Exercise details >>
List each line from the entries below that contains the word "legend".

[Coordinate annotation entries]
□ □ □ □ □ □ □

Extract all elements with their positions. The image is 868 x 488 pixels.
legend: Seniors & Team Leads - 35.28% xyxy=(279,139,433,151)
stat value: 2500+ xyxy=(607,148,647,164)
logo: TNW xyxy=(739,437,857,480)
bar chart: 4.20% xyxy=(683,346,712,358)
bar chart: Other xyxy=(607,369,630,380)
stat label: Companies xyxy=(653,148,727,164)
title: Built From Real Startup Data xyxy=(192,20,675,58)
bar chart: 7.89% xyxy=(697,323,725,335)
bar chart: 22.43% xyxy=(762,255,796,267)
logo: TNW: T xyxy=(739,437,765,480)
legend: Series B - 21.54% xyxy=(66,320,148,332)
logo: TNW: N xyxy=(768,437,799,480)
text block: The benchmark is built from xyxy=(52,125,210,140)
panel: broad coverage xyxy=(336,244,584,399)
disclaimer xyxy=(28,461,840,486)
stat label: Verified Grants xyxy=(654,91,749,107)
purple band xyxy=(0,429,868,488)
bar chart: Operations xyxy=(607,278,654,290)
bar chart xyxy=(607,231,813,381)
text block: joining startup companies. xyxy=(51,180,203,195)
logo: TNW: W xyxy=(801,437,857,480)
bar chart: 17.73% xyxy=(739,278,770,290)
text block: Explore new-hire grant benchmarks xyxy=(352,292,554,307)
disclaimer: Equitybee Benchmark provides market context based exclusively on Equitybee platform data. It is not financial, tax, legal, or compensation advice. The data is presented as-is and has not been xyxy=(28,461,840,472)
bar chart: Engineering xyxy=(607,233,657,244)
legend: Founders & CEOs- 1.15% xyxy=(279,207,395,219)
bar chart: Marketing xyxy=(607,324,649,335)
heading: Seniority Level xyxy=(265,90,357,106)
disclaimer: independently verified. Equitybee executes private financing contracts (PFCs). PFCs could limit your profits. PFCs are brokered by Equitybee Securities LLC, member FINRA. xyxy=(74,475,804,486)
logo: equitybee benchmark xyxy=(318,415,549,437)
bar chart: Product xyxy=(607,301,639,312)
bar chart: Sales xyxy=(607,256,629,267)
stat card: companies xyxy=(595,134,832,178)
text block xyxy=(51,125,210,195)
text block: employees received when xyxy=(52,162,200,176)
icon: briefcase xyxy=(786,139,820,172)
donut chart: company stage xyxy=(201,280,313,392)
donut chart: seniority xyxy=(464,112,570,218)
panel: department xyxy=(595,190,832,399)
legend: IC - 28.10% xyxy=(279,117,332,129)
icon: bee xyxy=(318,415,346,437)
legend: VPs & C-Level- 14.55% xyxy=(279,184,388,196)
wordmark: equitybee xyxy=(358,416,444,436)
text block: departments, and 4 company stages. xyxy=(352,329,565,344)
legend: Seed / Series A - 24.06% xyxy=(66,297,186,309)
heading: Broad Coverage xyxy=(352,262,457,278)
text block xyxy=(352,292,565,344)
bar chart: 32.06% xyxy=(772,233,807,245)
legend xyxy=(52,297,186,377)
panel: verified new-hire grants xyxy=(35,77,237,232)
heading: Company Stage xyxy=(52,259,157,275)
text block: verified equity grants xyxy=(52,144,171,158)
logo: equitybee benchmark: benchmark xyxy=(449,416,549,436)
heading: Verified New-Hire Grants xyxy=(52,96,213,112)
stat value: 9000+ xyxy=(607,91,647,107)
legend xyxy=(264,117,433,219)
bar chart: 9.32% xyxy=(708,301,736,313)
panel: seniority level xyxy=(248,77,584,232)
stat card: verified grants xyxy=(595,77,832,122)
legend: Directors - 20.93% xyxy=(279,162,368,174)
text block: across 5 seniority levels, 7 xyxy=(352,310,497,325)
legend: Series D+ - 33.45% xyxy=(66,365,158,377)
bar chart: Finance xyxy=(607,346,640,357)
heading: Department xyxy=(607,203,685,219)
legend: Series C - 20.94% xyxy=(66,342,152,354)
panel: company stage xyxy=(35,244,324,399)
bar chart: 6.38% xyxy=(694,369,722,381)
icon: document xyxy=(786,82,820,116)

□ □ □ □ □ □ □

Response to the exercise >>
legend: Seniors & Team Leads - 35.28% xyxy=(279,139,433,151)
legend: Series B - 21.54% xyxy=(66,320,148,332)
legend: Founders & CEOs- 1.15% xyxy=(279,207,395,219)
legend: IC - 28.10% xyxy=(279,117,332,129)
legend: VPs & C-Level- 14.55% xyxy=(279,184,388,196)
legend: Seed / Series A - 24.06% xyxy=(66,297,186,309)
legend xyxy=(52,297,186,377)
legend xyxy=(264,117,433,219)
legend: Directors - 20.93% xyxy=(279,162,368,174)
legend: Series D+ - 33.45% xyxy=(66,365,158,377)
legend: Series C - 20.94% xyxy=(66,342,152,354)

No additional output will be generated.